** start **

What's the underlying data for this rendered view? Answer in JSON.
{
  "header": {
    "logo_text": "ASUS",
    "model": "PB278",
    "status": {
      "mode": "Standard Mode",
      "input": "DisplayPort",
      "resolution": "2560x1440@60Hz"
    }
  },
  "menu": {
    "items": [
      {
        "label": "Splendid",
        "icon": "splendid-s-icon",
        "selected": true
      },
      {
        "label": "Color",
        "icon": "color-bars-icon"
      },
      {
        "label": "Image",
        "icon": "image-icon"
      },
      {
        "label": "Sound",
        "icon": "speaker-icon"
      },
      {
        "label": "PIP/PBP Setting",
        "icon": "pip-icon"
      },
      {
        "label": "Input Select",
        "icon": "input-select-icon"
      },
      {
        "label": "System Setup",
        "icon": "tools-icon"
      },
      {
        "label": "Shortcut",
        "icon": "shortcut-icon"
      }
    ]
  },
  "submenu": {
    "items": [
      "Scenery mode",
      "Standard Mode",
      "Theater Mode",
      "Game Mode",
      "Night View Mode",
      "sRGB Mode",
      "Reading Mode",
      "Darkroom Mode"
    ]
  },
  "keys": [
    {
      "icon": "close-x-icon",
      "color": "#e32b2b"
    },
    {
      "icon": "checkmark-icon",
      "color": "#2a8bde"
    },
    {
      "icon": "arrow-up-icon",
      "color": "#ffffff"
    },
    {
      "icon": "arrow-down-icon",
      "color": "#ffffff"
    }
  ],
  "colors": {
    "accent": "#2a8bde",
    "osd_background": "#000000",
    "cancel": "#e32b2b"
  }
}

** end **

* **What to work on**
Go through the entries above and count the lines containing the word "label"; give only that count.

* **Exercise answer**
8